— EXTRACTED TEXT —
--------------------------------------------------
OBAMA: I will pass a health care bill because I am not a polarizing person whose negatives are completely off the charts, and I’m certainly not threatening to drag down the whole party at a time when we should be killing the Republicans.
WASHBURN: Are you referring to Senator Clinton?
OBAMA: Most certainly not. I want to bring a new kind of politics to Washington that can reverse the polarizing atmosphere of the ’90s, the ’90s, the ’90s.
CLINTON: Don’t bogart the time, Barack. I’d like a hit. Carolyn, shouldn’t there be some timing device to let my young friend know when he’s going over, something that would go “BONG!”
OBAMA: I know what you’re doing, Hillary. I wasn’t born yesterday. She wants Americans to think I’m so young and green that I can only run for White House intern. It would be a stain on me to sink as low as her.
CLINTON: I don’t appreciate that crack. If you’re going to needle me, Senator —
OBAMA: In turn, I would like to reply that what this country really needs is change —
CLINTON: Change is mine now, Senator Belushi. Bill and I stole it weeks ago. Some people believe you get change by hoping for it. Some believe you get change by snorting it. I believe you get it by working hard.
WASHBURN: Can you both please describe the key features of what you consider to be the best education system in the world?
CLINTON: Well, I know that some of my supporters have been spreading gossip that Senator Obama loves the madrassa system for pre-K through terrorist training camp. But there is not a gram of truth in those accusations. We shouldn’t inject intolerance into this race.
WASHBURN: I would like to talk about the Peru free trade deal that was signed on Friday. You both missed the vote.
CLINTON: Oh, Barack should take that one. His views on Peruvian are positively flaky.
--------------------------------------------------
— PROVIDED RECORDS —
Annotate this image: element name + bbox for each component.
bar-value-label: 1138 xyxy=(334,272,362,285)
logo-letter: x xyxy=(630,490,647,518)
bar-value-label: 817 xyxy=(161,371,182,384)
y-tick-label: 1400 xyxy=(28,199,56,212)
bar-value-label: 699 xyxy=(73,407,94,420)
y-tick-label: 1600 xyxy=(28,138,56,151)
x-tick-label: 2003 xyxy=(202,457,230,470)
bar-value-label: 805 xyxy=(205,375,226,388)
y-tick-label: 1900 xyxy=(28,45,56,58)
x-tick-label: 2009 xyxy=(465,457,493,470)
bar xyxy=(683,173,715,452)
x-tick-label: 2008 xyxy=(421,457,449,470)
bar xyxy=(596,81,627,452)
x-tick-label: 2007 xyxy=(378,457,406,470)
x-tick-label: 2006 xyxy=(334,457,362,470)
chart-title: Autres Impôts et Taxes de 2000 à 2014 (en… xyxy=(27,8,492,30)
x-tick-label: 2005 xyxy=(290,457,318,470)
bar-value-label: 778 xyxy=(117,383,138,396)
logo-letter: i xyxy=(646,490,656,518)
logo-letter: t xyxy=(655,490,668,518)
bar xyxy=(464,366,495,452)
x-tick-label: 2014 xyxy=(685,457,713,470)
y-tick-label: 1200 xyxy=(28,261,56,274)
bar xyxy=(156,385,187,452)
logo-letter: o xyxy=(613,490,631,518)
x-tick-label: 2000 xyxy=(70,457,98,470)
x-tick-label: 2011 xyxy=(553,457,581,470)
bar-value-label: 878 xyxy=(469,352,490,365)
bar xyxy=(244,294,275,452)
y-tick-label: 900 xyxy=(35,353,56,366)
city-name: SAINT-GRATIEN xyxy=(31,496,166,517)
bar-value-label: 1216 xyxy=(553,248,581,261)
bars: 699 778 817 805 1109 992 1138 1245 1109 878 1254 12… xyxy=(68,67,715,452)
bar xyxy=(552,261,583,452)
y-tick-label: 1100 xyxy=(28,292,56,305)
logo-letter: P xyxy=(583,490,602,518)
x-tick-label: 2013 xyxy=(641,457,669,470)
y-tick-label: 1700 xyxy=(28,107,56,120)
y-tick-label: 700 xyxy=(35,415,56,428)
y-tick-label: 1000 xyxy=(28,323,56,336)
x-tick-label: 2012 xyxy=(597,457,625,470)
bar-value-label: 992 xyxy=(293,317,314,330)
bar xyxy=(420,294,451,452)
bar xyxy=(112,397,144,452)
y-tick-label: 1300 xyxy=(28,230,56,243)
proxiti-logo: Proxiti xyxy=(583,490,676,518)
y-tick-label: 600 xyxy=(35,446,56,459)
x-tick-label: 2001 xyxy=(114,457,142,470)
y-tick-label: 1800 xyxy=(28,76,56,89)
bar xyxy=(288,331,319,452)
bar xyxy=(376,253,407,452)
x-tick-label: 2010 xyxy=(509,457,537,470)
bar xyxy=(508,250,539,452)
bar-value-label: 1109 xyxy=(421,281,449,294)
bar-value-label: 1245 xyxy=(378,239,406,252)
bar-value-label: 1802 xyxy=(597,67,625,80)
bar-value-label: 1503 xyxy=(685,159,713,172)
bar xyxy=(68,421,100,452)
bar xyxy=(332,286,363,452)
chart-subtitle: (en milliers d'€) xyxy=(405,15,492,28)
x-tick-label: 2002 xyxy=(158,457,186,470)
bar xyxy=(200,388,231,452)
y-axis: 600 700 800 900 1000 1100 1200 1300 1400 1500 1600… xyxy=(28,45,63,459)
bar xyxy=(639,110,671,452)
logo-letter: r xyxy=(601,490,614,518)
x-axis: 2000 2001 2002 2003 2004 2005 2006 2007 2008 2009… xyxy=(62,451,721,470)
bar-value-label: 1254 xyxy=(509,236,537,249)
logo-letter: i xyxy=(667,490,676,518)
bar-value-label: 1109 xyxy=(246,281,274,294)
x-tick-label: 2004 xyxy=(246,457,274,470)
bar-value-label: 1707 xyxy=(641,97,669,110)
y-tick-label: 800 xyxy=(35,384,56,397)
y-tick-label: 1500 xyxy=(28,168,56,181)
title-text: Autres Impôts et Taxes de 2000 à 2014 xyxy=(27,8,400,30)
--------------------------------------------------
— TASKS —
1. Please rewrite the debate transcript starting at "CLINTON: Well, I" and ending at "into this race.", with "boarding school system" put in place of "madrassa system".
2. Decide whether each statement agrees with the debate transcript, answering yes or no and quoting the words that settle it: (a) Washburn says neither candidate voted on the Peru free trade deal. (b) According to Washburn, the Peru free trade deal was signed on Monday. (c) Obama says he wants to bring a new kind of politics to Washington.

— ANSWERS TO THIS EXERCISE —
1.
CLINTON: Well, I know that some of my supporters have been spreading gossip that Senator Obama loves the boarding school system for pre-K through terrorist training camp. But there is not a gram of truth in those accusations. We shouldn’t inject intolerance into this race.

2.
(a) Yes: "You both missed the vote."
(b) No: "the Peru free trade deal that was signed on Friday"
(c) Yes: "I want to bring a new kind of politics to Washington"